Records supplied:
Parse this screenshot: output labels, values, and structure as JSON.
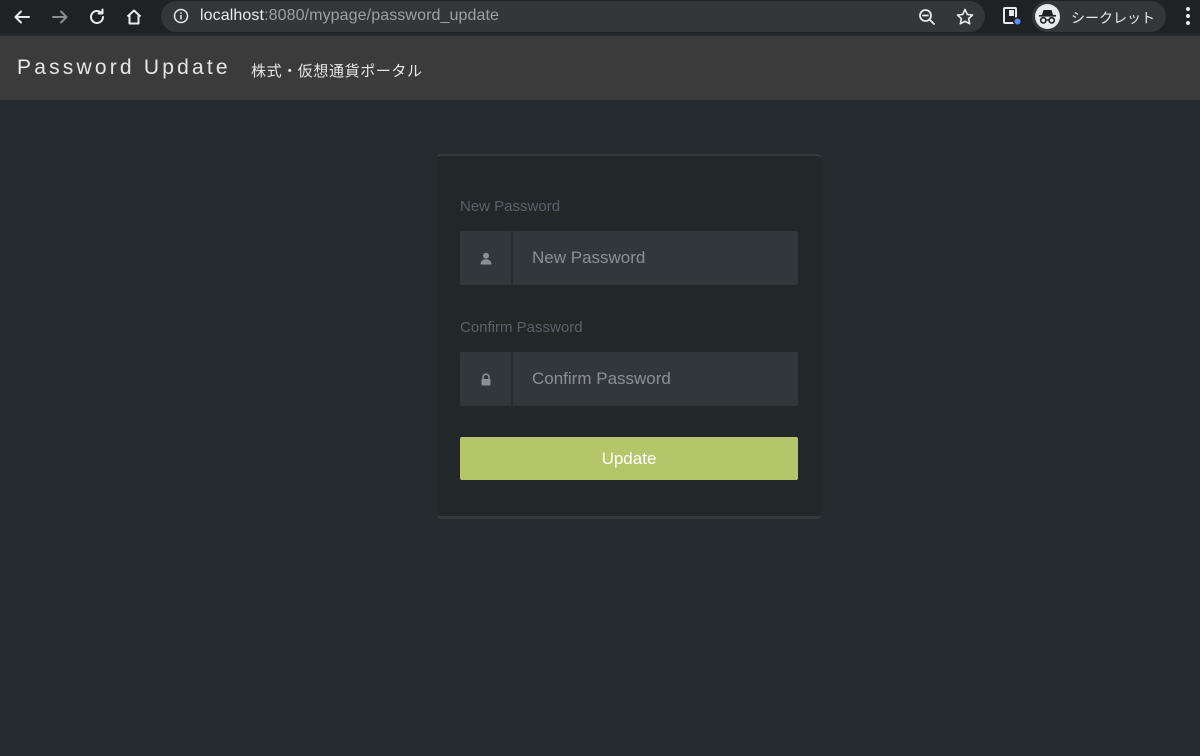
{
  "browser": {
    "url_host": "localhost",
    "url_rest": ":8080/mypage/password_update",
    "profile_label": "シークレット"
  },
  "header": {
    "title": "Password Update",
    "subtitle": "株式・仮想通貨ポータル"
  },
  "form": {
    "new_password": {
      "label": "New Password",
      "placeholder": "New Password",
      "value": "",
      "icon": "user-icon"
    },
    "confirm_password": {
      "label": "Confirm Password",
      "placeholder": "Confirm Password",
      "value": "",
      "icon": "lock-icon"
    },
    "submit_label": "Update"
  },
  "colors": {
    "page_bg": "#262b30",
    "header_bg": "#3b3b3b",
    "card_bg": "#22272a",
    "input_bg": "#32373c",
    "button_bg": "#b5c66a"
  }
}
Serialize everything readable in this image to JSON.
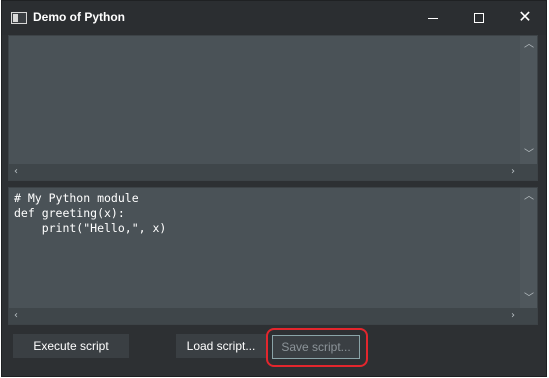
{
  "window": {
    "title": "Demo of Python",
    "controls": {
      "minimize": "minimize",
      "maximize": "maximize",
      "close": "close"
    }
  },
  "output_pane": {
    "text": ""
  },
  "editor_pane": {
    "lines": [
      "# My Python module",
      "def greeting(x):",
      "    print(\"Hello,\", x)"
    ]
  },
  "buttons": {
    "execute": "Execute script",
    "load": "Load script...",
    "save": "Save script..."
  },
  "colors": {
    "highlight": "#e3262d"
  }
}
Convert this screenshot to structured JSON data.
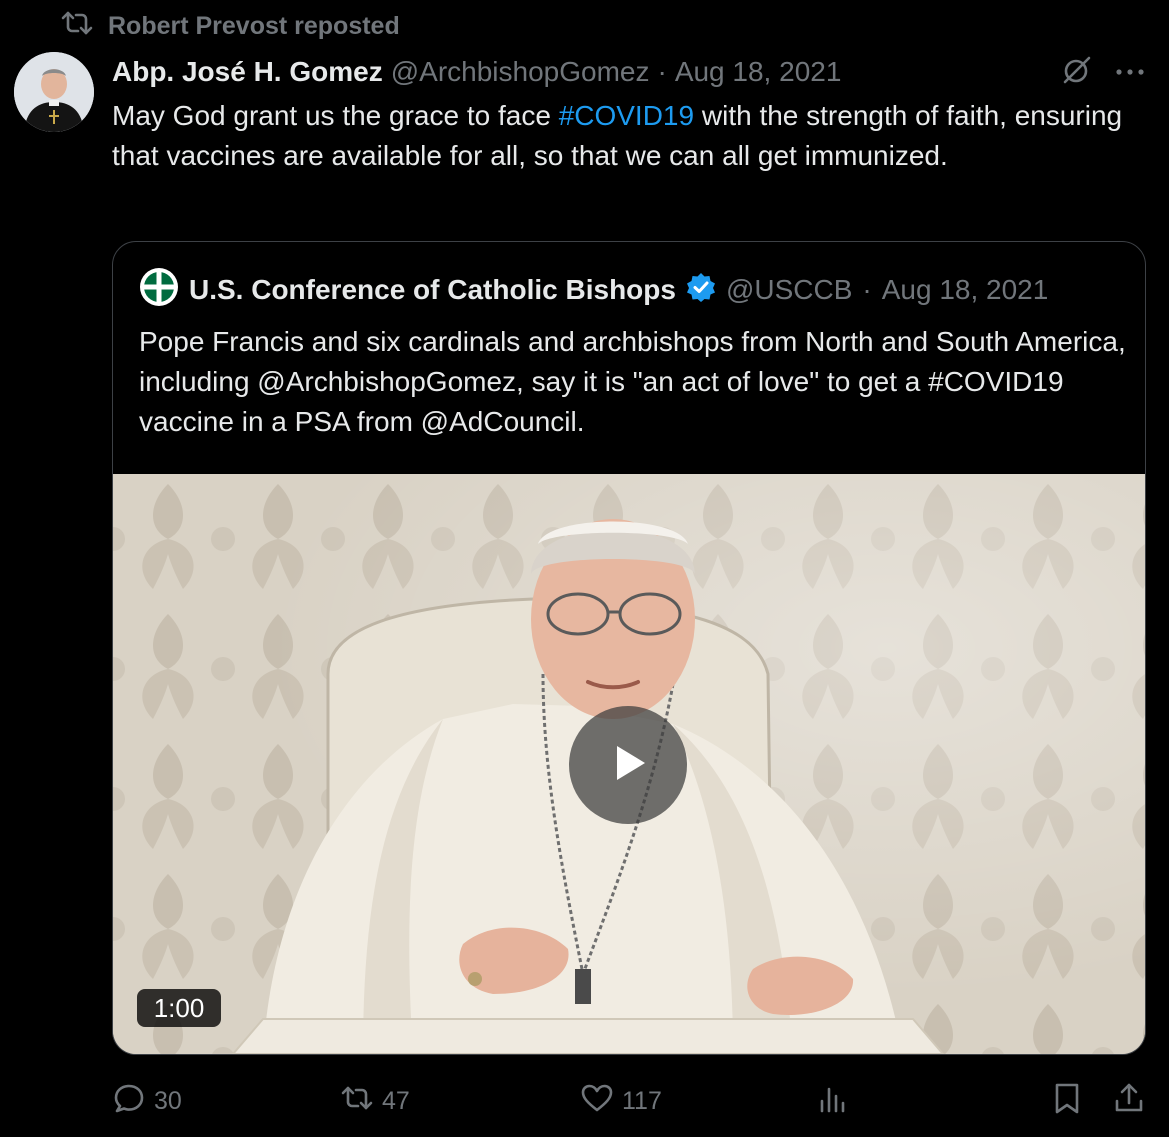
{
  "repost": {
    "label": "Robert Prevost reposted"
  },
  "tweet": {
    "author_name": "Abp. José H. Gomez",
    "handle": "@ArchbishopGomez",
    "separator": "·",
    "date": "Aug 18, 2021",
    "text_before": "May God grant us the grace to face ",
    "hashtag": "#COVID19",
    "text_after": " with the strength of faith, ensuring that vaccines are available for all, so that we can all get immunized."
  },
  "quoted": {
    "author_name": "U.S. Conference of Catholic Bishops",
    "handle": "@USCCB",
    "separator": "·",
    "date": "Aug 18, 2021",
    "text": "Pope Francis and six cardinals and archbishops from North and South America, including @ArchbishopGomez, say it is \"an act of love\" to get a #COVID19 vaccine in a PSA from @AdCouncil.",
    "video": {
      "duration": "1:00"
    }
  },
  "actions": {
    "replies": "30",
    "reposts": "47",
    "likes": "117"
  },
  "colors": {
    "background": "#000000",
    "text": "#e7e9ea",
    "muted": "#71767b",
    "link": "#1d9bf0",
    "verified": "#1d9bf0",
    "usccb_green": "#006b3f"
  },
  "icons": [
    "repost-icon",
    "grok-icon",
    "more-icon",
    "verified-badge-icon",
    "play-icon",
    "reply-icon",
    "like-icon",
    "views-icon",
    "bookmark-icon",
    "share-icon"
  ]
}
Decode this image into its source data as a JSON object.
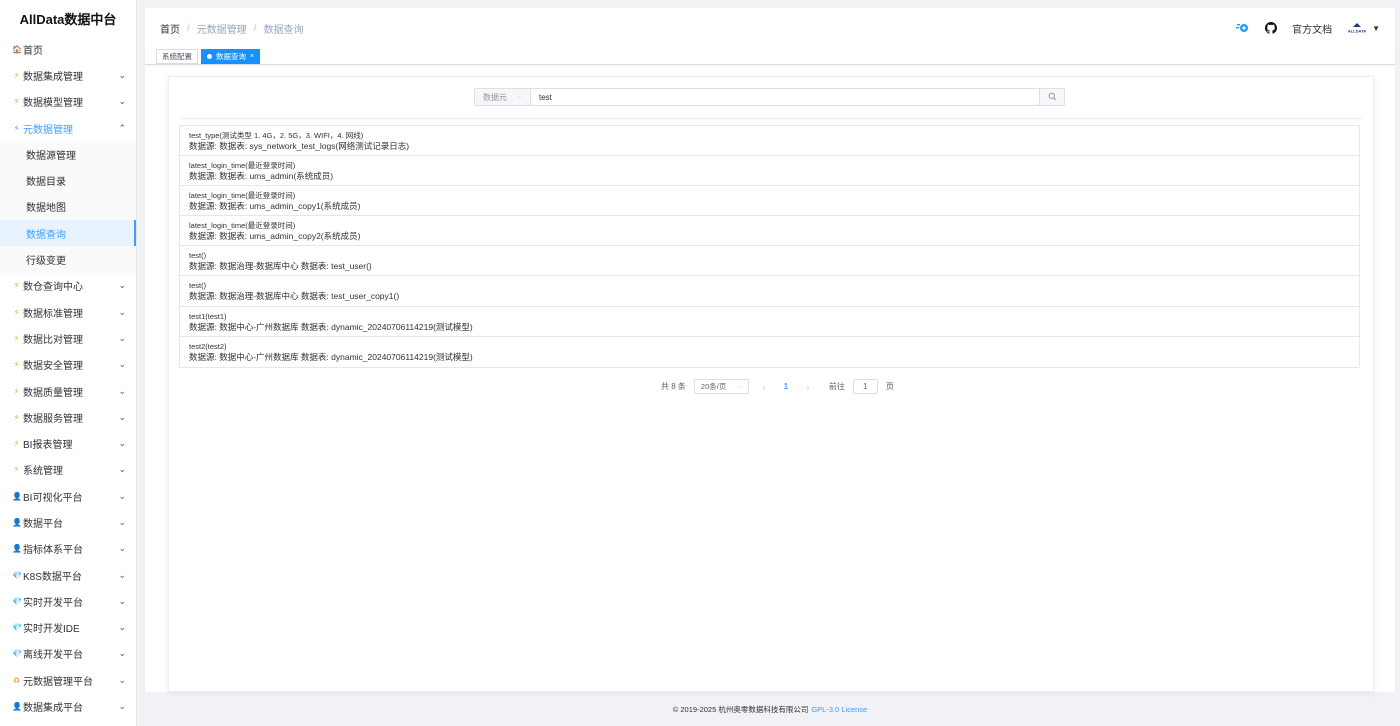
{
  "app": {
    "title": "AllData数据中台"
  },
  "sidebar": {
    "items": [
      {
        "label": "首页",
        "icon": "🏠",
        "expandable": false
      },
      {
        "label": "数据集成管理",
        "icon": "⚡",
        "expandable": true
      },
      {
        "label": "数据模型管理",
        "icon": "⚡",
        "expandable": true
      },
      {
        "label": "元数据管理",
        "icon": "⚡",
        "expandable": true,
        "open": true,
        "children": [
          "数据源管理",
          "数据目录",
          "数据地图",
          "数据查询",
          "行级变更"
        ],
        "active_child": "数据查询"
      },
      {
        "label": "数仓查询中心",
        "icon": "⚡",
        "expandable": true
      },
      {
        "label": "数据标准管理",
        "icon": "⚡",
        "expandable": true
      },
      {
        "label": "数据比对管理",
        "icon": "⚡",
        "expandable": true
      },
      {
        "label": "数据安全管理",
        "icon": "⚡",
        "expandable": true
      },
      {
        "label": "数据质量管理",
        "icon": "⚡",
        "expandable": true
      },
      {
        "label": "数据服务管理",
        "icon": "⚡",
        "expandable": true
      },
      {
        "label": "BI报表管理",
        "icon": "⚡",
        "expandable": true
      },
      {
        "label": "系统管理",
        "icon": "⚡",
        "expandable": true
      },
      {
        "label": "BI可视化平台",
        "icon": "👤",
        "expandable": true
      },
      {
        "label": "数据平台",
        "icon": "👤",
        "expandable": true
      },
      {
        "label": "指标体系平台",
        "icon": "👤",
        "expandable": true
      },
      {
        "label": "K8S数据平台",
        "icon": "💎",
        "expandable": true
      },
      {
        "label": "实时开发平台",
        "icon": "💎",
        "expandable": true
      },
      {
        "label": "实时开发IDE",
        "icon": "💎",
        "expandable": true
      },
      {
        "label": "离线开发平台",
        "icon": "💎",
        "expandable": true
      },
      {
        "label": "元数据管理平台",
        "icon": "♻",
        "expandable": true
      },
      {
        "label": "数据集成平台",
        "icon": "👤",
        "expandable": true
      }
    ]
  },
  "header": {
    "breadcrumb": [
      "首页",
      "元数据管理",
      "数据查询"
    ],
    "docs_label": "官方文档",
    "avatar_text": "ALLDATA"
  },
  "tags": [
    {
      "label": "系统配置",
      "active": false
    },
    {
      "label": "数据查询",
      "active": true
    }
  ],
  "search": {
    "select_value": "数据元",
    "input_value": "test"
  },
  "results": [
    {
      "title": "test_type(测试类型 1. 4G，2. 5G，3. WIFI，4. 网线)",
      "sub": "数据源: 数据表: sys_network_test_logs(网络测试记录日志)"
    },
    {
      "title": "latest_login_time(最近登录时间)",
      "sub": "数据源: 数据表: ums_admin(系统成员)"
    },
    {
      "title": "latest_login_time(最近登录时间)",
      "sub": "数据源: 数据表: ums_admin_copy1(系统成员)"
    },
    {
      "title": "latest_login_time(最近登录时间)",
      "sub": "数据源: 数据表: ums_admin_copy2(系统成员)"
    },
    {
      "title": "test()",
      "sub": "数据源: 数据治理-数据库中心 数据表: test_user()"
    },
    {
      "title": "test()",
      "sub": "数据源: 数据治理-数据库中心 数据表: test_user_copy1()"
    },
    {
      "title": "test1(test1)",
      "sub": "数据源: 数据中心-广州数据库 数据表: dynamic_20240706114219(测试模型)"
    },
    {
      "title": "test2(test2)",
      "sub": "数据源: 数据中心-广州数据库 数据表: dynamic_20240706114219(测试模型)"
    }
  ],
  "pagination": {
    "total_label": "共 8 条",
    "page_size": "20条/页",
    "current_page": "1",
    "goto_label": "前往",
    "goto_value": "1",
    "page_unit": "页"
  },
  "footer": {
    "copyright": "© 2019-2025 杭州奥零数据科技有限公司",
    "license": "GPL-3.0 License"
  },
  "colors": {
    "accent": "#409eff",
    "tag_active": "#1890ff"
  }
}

Problem details:
Gather up the lines that contain the word "verified".

Answer to the exercise:
    "verified": "#1d9bf0",
    "verified-badge-icon",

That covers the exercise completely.